* **Exercise objective**
Reproduce every entry below precisely. Pictures are excluded from the copy.

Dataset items
----------------

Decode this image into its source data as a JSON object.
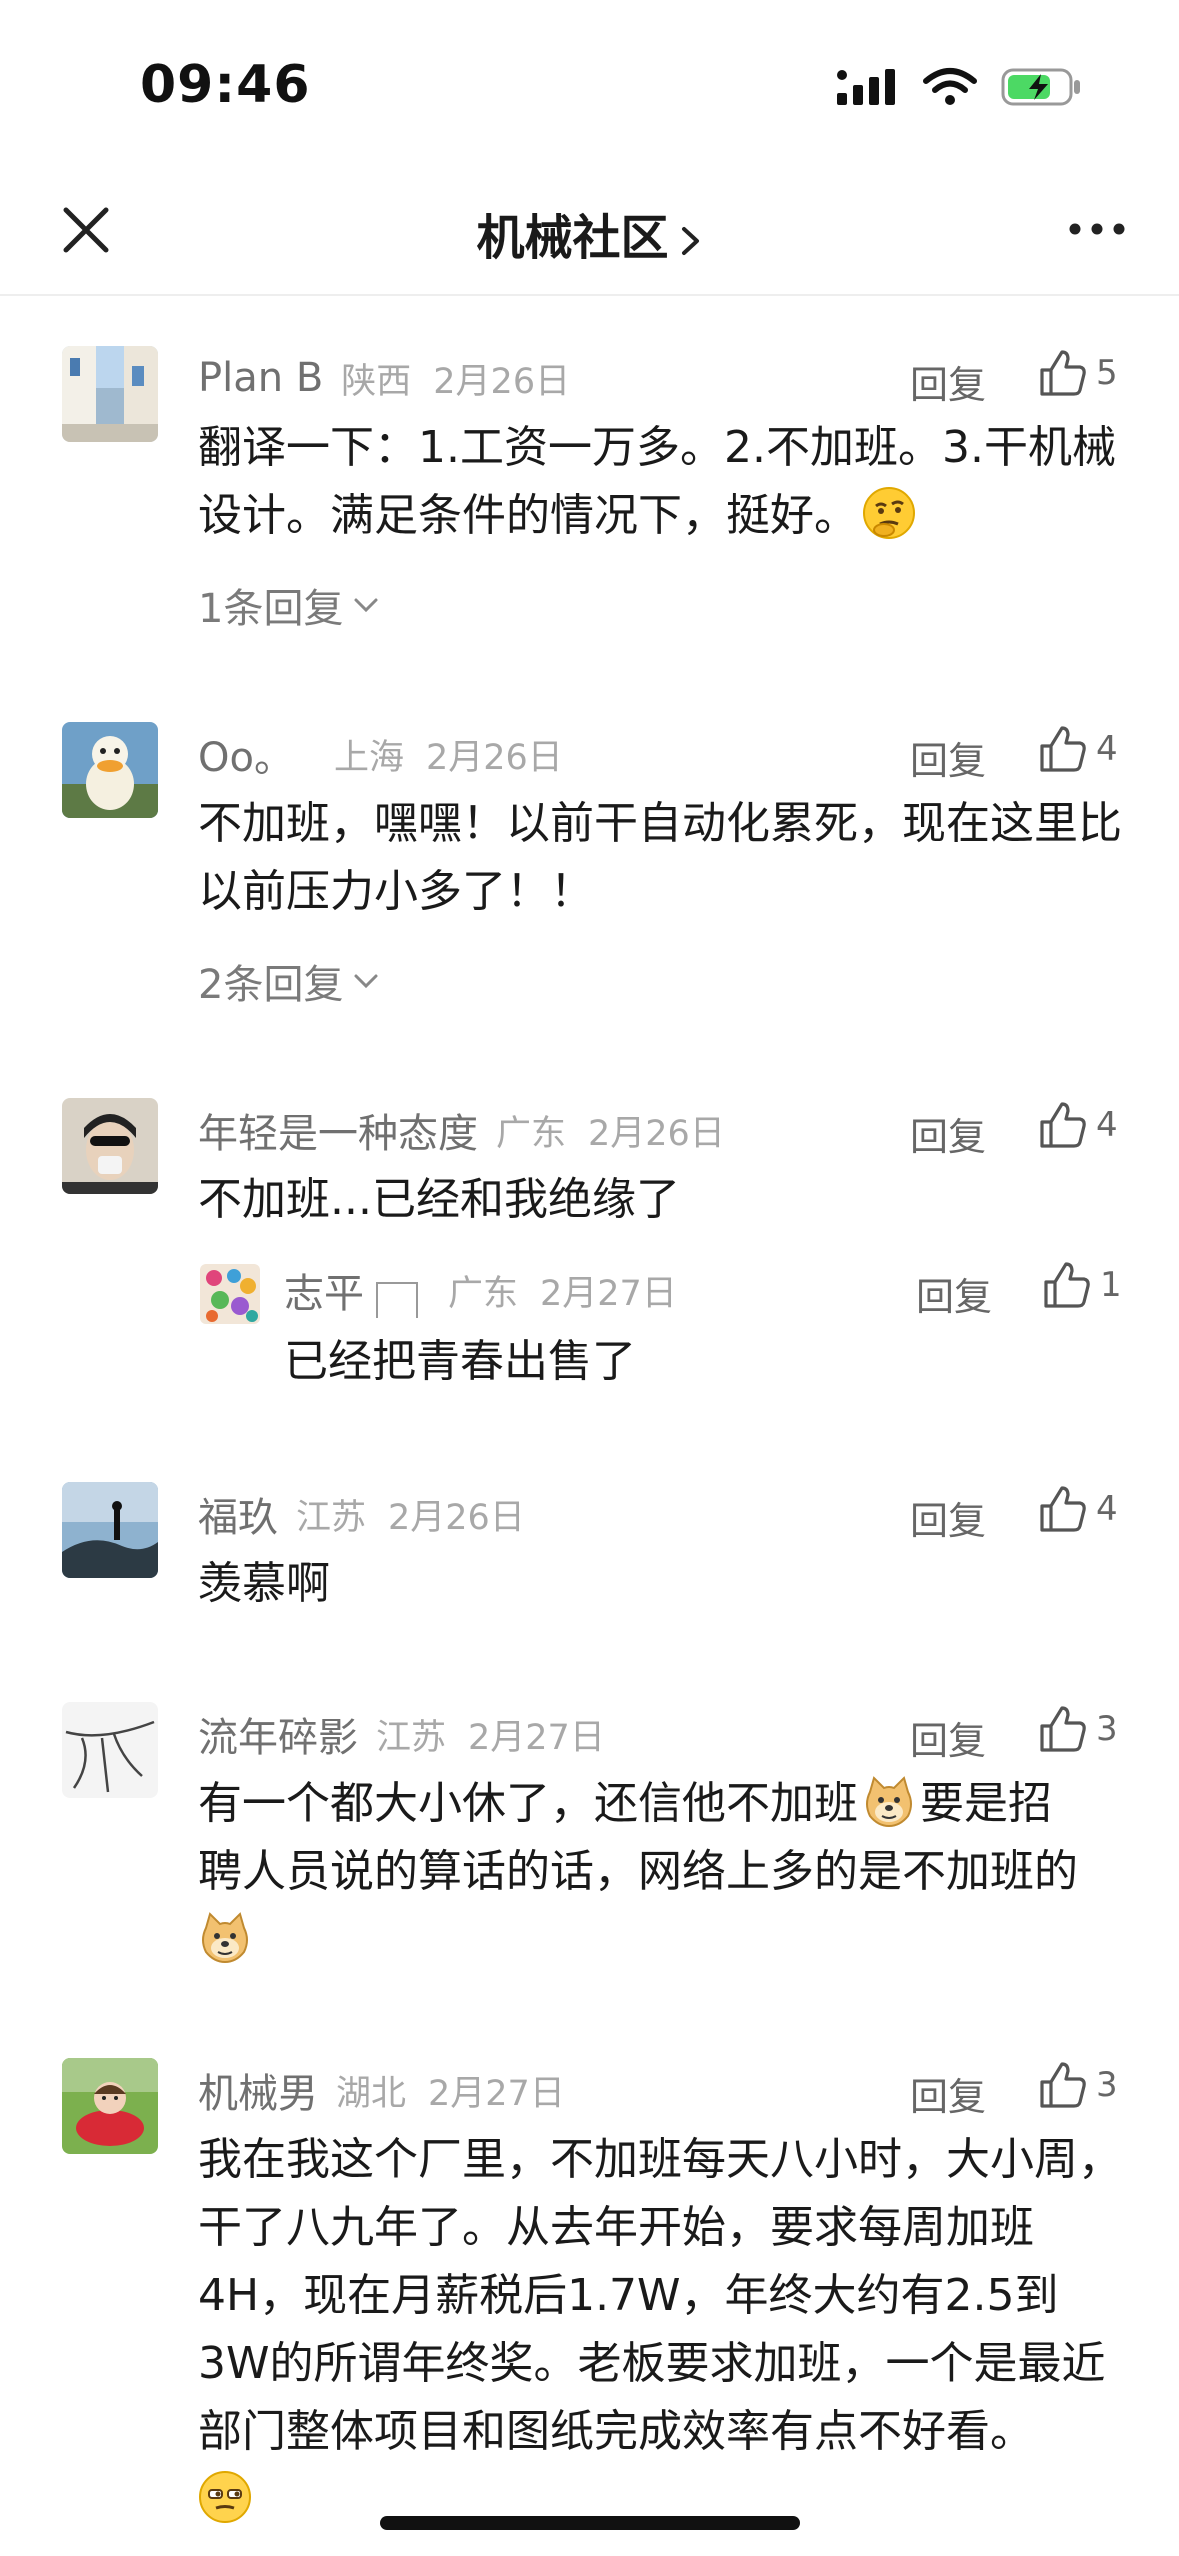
{
  "status_bar": {
    "time": "09:46"
  },
  "nav": {
    "title": "机械社区",
    "close_icon": "close-icon",
    "more_icon": "more-icon"
  },
  "comments": [
    {
      "user": "Plan B",
      "location": "陕西",
      "date": "2月26日",
      "reply_label": "回复",
      "likes": "5",
      "text": "翻译一下：1.工资一万多。2.不加班。3.干机械设计。满足条件的情况下，挺好。",
      "replies_label": "1条回复"
    },
    {
      "user": "Oo。",
      "location": "上海",
      "date": "2月26日",
      "reply_label": "回复",
      "likes": "4",
      "text": "不加班，嘿嘿！以前干自动化累死，现在这里比以前压力小多了！！",
      "replies_label": "2条回复"
    },
    {
      "user": "年轻是一种态度",
      "location": "广东",
      "date": "2月26日",
      "reply_label": "回复",
      "likes": "4",
      "text": "不加班...已经和我绝缘了",
      "sub_reply": {
        "user": "志平",
        "location": "广东",
        "date": "2月27日",
        "reply_label": "回复",
        "likes": "1",
        "text": "已经把青春出售了"
      }
    },
    {
      "user": "福玖",
      "location": "江苏",
      "date": "2月26日",
      "reply_label": "回复",
      "likes": "4",
      "text": "羡慕啊"
    },
    {
      "user": "流年碎影",
      "location": "江苏",
      "date": "2月27日",
      "reply_label": "回复",
      "likes": "3",
      "text_line1_a": "有一个都大小休了，还信他不加班",
      "text_line1_b": "要是招",
      "text_line2": "聘人员说的算话的话，网络上多的是不加班的"
    },
    {
      "user": "机械男",
      "location": "湖北",
      "date": "2月27日",
      "reply_label": "回复",
      "likes": "3",
      "text": "我在我这个厂里，不加班每天八小时，大小周，干了八九年了。从去年开始，要求每周加班4H，现在月薪税后1.7W，年终大约有2.5到3W的所谓年终奖。老板要求加班，一个是最近部门整体项目和图纸完成效率有点不好看。"
    }
  ],
  "colors": {
    "text": "#1a1a1a",
    "meta": "#707070",
    "meta_light": "#a8a8a8",
    "battery_green": "#4cd964"
  }
}
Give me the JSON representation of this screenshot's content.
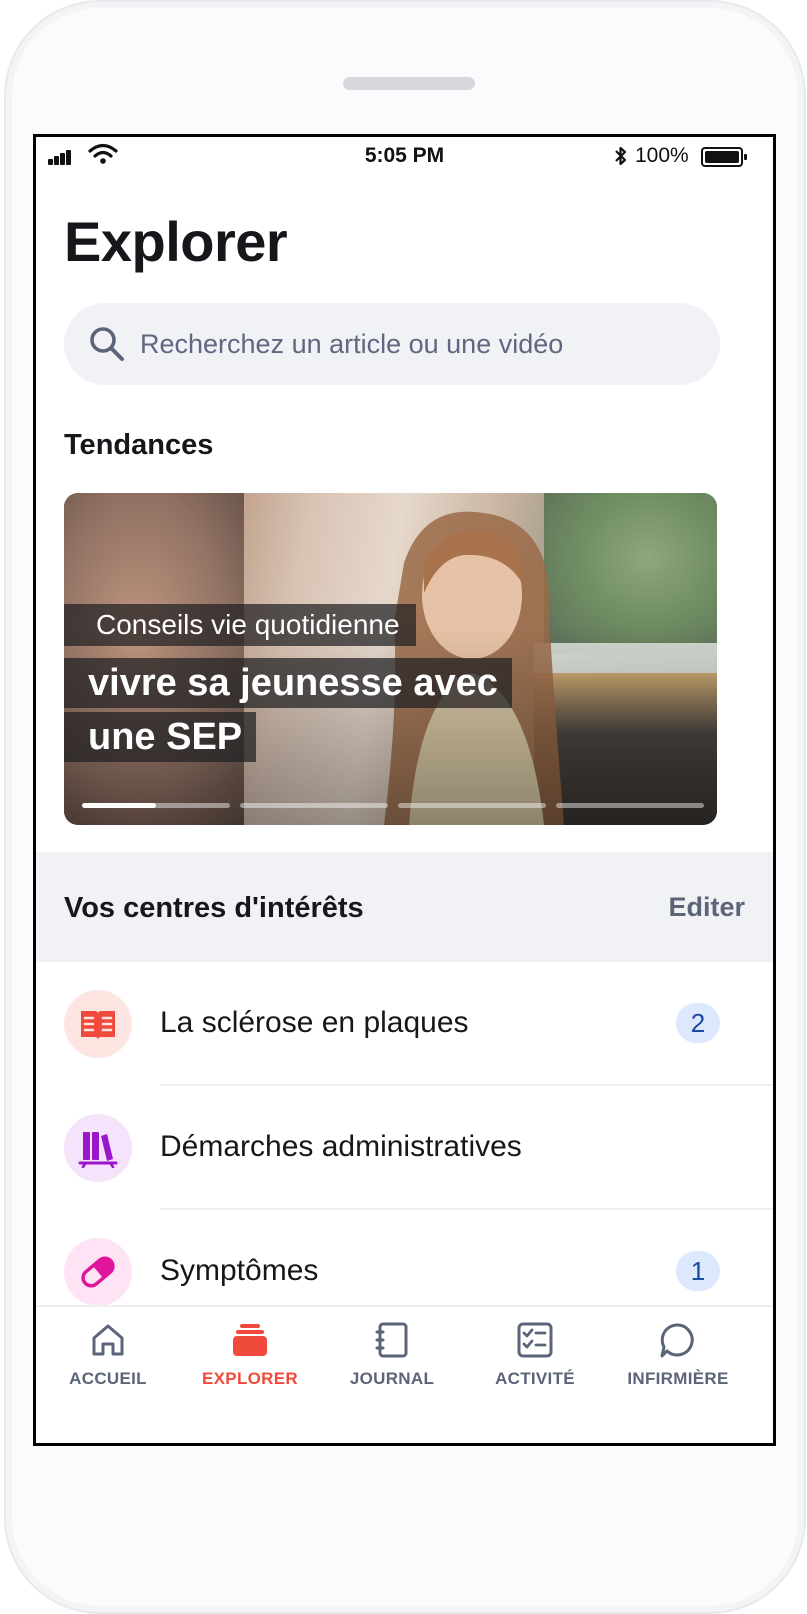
{
  "status_bar": {
    "time": "5:05 PM",
    "battery_percent": "100%",
    "battery_level": 1.0
  },
  "page": {
    "title": "Explorer"
  },
  "search": {
    "placeholder": "Recherchez un article ou une vidéo"
  },
  "trending": {
    "title": "Tendances",
    "card": {
      "category": "Conseils vie quotidienne",
      "headline": "vivre sa jeunesse avec une SEP"
    },
    "slides": {
      "count": 4,
      "current_index": 0,
      "current_progress": 0.5
    }
  },
  "interests": {
    "title": "Vos centres d'intérêts",
    "edit_label": "Editer",
    "items": [
      {
        "label": "La sclérose en plaques",
        "badge": "2",
        "icon": "book-icon",
        "icon_color": "#ef4a3c",
        "circle_color": "#fde6e2"
      },
      {
        "label": "Démarches administratives",
        "badge": "",
        "icon": "books-shelf-icon",
        "icon_color": "#9b16c9",
        "circle_color": "#f5e3fb"
      },
      {
        "label": "Symptômes",
        "badge": "1",
        "icon": "pill-icon",
        "icon_color": "#e0159c",
        "circle_color": "#fde3f3"
      }
    ]
  },
  "tabbar": {
    "active": "EXPLORER",
    "active_color": "#ef4a3c",
    "inactive_color": "#5c6479",
    "tabs": [
      {
        "label": "ACCUEIL",
        "icon": "home-icon"
      },
      {
        "label": "EXPLORER",
        "icon": "stack-icon"
      },
      {
        "label": "JOURNAL",
        "icon": "notebook-icon"
      },
      {
        "label": "ACTIVITÉ",
        "icon": "checklist-icon"
      },
      {
        "label": "INFIRMIÈRE",
        "icon": "chat-icon"
      }
    ]
  }
}
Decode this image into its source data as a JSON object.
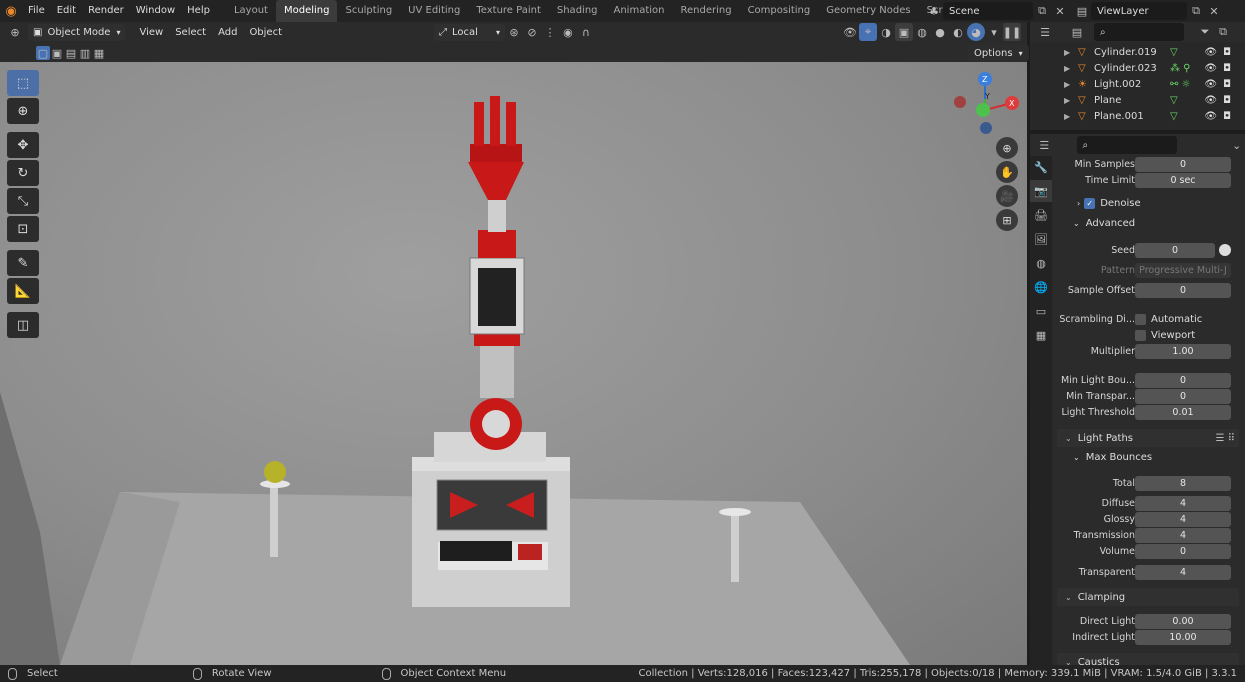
{
  "menu": {
    "items": [
      "File",
      "Edit",
      "Render",
      "Window",
      "Help"
    ]
  },
  "workspaces": {
    "tabs": [
      "Layout",
      "Modeling",
      "Sculpting",
      "UV Editing",
      "Texture Paint",
      "Shading",
      "Animation",
      "Rendering",
      "Compositing",
      "Geometry Nodes",
      "Scripting"
    ],
    "active": "Modeling"
  },
  "scene": {
    "name": "Scene",
    "view_layer": "ViewLayer"
  },
  "header": {
    "mode": "Object Mode",
    "view": "View",
    "select": "Select",
    "add": "Add",
    "object": "Object",
    "transform": "Local",
    "options": "Options"
  },
  "outliner": {
    "items": [
      {
        "name": "Cylinder.019",
        "mods": "▽"
      },
      {
        "name": "Cylinder.023",
        "mods": "⁂ ⚲"
      },
      {
        "name": "Light.002",
        "mods": "⚯ ☼"
      },
      {
        "name": "Plane",
        "mods": "▽"
      },
      {
        "name": "Plane.001",
        "mods": "▽"
      }
    ]
  },
  "props": {
    "min_samples_label": "Min Samples",
    "min_samples": "0",
    "time_limit_label": "Time Limit",
    "time_limit": "0 sec",
    "denoise": "Denoise",
    "advanced": "Advanced",
    "seed_label": "Seed",
    "seed": "0",
    "pattern_label": "Pattern",
    "pattern": "Progressive Multi-J",
    "sample_offset_label": "Sample Offset",
    "sample_offset": "0",
    "scrambling_label": "Scrambling Di...",
    "automatic": "Automatic",
    "viewport": "Viewport",
    "multiplier_label": "Multiplier",
    "multiplier": "1.00",
    "min_light_label": "Min Light Bou...",
    "min_light": "0",
    "min_transp_label": "Min Transpar...",
    "min_transp": "0",
    "light_threshold_label": "Light Threshold",
    "light_threshold": "0.01",
    "light_paths": "Light Paths",
    "max_bounces": "Max Bounces",
    "total_label": "Total",
    "total": "8",
    "diffuse_label": "Diffuse",
    "diffuse": "4",
    "glossy_label": "Glossy",
    "glossy": "4",
    "transmission_label": "Transmission",
    "transmission": "4",
    "volume_label": "Volume",
    "volume": "0",
    "transparent_label": "Transparent",
    "transparent": "4",
    "clamping": "Clamping",
    "direct_label": "Direct Light",
    "direct": "0.00",
    "indirect_label": "Indirect Light",
    "indirect": "10.00",
    "caustics": "Caustics"
  },
  "status": {
    "select": "Select",
    "rotate": "Rotate View",
    "context": "Object Context Menu",
    "stats": "Collection | Verts:128,016 | Faces:123,427 | Tris:255,178 | Objects:0/18 | Memory: 339.1 MiB | VRAM: 1.5/4.0 GiB | 3.3.1"
  },
  "gizmo": {
    "z": "Z",
    "y": "Y",
    "x": "X"
  }
}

----------------

* **Written response**
Decode this image into its source data as a JSON object.
{
  "status_bar": {
    "time": "09:46"
  },
  "nav": {
    "title": "机械社区",
    "close_icon": "close-icon",
    "more_icon": "more-icon"
  },
  "comments": [
    {
      "user": "Plan B",
      "location": "陕西",
      "date": "2月26日",
      "reply_label": "回复",
      "likes": "5",
      "text": "翻译一下：1.工资一万多。2.不加班。3.干机械设计。满足条件的情况下，挺好。",
      "replies_label": "1条回复"
    },
    {
      "user": "Oo。",
      "location": "上海",
      "date": "2月26日",
      "reply_label": "回复",
      "likes": "4",
      "text": "不加班，嘿嘿！以前干自动化累死，现在这里比以前压力小多了！！",
      "replies_label": "2条回复"
    },
    {
      "user": "年轻是一种态度",
      "location": "广东",
      "date": "2月26日",
      "reply_label": "回复",
      "likes": "4",
      "text": "不加班...已经和我绝缘了",
      "sub_reply": {
        "user": "志平",
        "location": "广东",
        "date": "2月27日",
        "reply_label": "回复",
        "likes": "1",
        "text": "已经把青春出售了"
      }
    },
    {
      "user": "福玖",
      "location": "江苏",
      "date": "2月26日",
      "reply_label": "回复",
      "likes": "4",
      "text": "羡慕啊"
    },
    {
      "user": "流年碎影",
      "location": "江苏",
      "date": "2月27日",
      "reply_label": "回复",
      "likes": "3",
      "text_line1_a": "有一个都大小休了，还信他不加班",
      "text_line1_b": "要是招",
      "text_line2": "聘人员说的算话的话，网络上多的是不加班的"
    },
    {
      "user": "机械男",
      "location": "湖北",
      "date": "2月27日",
      "reply_label": "回复",
      "likes": "3",
      "text": "我在我这个厂里，不加班每天八小时，大小周，干了八九年了。从去年开始，要求每周加班4H，现在月薪税后1.7W，年终大约有2.5到3W的所谓年终奖。老板要求加班，一个是最近部门整体项目和图纸完成效率有点不好看。"
    }
  ],
  "colors": {
    "text": "#1a1a1a",
    "meta": "#707070",
    "meta_light": "#a8a8a8",
    "battery_green": "#4cd964"
  }
}
Give me the JSON representation of this screenshot's content.
{
  "status_bar": {
    "time": "5:05 PM",
    "battery_percent": "100%",
    "battery_level": 1.0
  },
  "page": {
    "title": "Explorer"
  },
  "search": {
    "placeholder": "Recherchez un article ou une vidéo"
  },
  "trending": {
    "title": "Tendances",
    "card": {
      "category": "Conseils vie quotidienne",
      "headline": "vivre sa jeunesse avec une SEP"
    },
    "slides": {
      "count": 4,
      "current_index": 0,
      "current_progress": 0.5
    }
  },
  "interests": {
    "title": "Vos centres d'intérêts",
    "edit_label": "Editer",
    "items": [
      {
        "label": "La sclérose en plaques",
        "badge": "2",
        "icon": "book-icon",
        "icon_color": "#ef4a3c",
        "circle_color": "#fde6e2"
      },
      {
        "label": "Démarches administratives",
        "badge": "",
        "icon": "books-shelf-icon",
        "icon_color": "#9b16c9",
        "circle_color": "#f5e3fb"
      },
      {
        "label": "Symptômes",
        "badge": "1",
        "icon": "pill-icon",
        "icon_color": "#e0159c",
        "circle_color": "#fde3f3"
      }
    ]
  },
  "tabbar": {
    "active": "EXPLORER",
    "active_color": "#ef4a3c",
    "inactive_color": "#5c6479",
    "tabs": [
      {
        "label": "ACCUEIL",
        "icon": "home-icon"
      },
      {
        "label": "EXPLORER",
        "icon": "stack-icon"
      },
      {
        "label": "JOURNAL",
        "icon": "notebook-icon"
      },
      {
        "label": "ACTIVITÉ",
        "icon": "checklist-icon"
      },
      {
        "label": "INFIRMIÈRE",
        "icon": "chat-icon"
      }
    ]
  }
}
Decode this image into its source data as a JSON object.
{
  "menu": {
    "items": [
      "File",
      "Edit",
      "Render",
      "Window",
      "Help"
    ]
  },
  "workspaces": {
    "tabs": [
      "Layout",
      "Modeling",
      "Sculpting",
      "UV Editing",
      "Texture Paint",
      "Shading",
      "Animation",
      "Rendering",
      "Compositing",
      "Geometry Nodes",
      "Scripting"
    ],
    "active": "Modeling"
  },
  "scene": {
    "name": "Scene",
    "view_layer": "ViewLayer"
  },
  "header": {
    "mode": "Object Mode",
    "view": "View",
    "select": "Select",
    "add": "Add",
    "object": "Object",
    "transform": "Local",
    "options": "Options"
  },
  "outliner": {
    "items": [
      {
        "name": "Cylinder.019",
        "mods": "▽"
      },
      {
        "name": "Cylinder.023",
        "mods": "⁂ ⚲"
      },
      {
        "name": "Light.002",
        "mods": "⚯ ☼"
      },
      {
        "name": "Plane",
        "mods": "▽"
      },
      {
        "name": "Plane.001",
        "mods": "▽"
      }
    ]
  },
  "props": {
    "min_samples_label": "Min Samples",
    "min_samples": "0",
    "time_limit_label": "Time Limit",
    "time_limit": "0 sec",
    "denoise": "Denoise",
    "advanced": "Advanced",
    "seed_label": "Seed",
    "seed": "0",
    "pattern_label": "Pattern",
    "pattern": "Progressive Multi-J",
    "sample_offset_label": "Sample Offset",
    "sample_offset": "0",
    "scrambling_label": "Scrambling Di...",
    "automatic": "Automatic",
    "viewport": "Viewport",
    "multiplier_label": "Multiplier",
    "multiplier": "1.00",
    "min_light_label": "Min Light Bou...",
    "min_light": "0",
    "min_transp_label": "Min Transpar...",
    "min_transp": "0",
    "light_threshold_label": "Light Threshold",
    "light_threshold": "0.01",
    "light_paths": "Light Paths",
    "max_bounces": "Max Bounces",
    "total_label": "Total",
    "total": "8",
    "diffuse_label": "Diffuse",
    "diffuse": "4",
    "glossy_label": "Glossy",
    "glossy": "4",
    "transmission_label": "Transmission",
    "transmission": "4",
    "volume_label": "Volume",
    "volume": "0",
    "transparent_label": "Transparent",
    "transparent": "4",
    "clamping": "Clamping",
    "direct_label": "Direct Light",
    "direct": "0.00",
    "indirect_label": "Indirect Light",
    "indirect": "10.00",
    "caustics": "Caustics"
  },
  "status": {
    "select": "Select",
    "rotate": "Rotate View",
    "context": "Object Context Menu",
    "stats": "Collection | Verts:128,016 | Faces:123,427 | Tris:255,178 | Objects:0/18 | Memory: 339.1 MiB | VRAM: 1.5/4.0 GiB | 3.3.1"
  },
  "gizmo": {
    "z": "Z",
    "y": "Y",
    "x": "X"
  }
}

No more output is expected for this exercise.